** Start of Supplied information **

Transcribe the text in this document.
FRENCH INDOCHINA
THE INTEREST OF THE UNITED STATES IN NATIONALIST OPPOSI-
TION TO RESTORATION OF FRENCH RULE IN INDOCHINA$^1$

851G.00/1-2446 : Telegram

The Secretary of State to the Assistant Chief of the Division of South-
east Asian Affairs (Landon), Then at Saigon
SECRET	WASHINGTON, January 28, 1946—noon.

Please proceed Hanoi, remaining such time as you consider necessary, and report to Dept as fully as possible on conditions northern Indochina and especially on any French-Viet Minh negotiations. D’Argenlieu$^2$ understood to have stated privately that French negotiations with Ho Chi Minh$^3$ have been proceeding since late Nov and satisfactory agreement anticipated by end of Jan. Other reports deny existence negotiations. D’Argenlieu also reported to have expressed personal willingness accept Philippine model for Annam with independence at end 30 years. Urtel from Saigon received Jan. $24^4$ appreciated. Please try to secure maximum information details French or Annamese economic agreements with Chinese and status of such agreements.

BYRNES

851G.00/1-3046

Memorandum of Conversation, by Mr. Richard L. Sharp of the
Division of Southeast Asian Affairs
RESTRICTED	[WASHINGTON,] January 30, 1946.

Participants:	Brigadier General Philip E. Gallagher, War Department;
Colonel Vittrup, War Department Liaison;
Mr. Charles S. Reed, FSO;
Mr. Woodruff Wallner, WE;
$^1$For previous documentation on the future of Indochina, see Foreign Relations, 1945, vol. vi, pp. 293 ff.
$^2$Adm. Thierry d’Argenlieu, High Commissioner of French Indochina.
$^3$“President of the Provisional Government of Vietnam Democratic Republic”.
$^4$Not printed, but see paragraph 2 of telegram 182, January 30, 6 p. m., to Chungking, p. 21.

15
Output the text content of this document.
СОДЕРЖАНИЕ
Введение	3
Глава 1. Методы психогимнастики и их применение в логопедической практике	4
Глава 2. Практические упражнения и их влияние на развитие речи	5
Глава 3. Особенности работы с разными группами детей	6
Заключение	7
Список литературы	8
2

** End of Supplied information **

* [Directive]: Tally up the lines in the preceding listing that contain the string "Глава". Respond with the number and nothing else.

* [Answer]: 3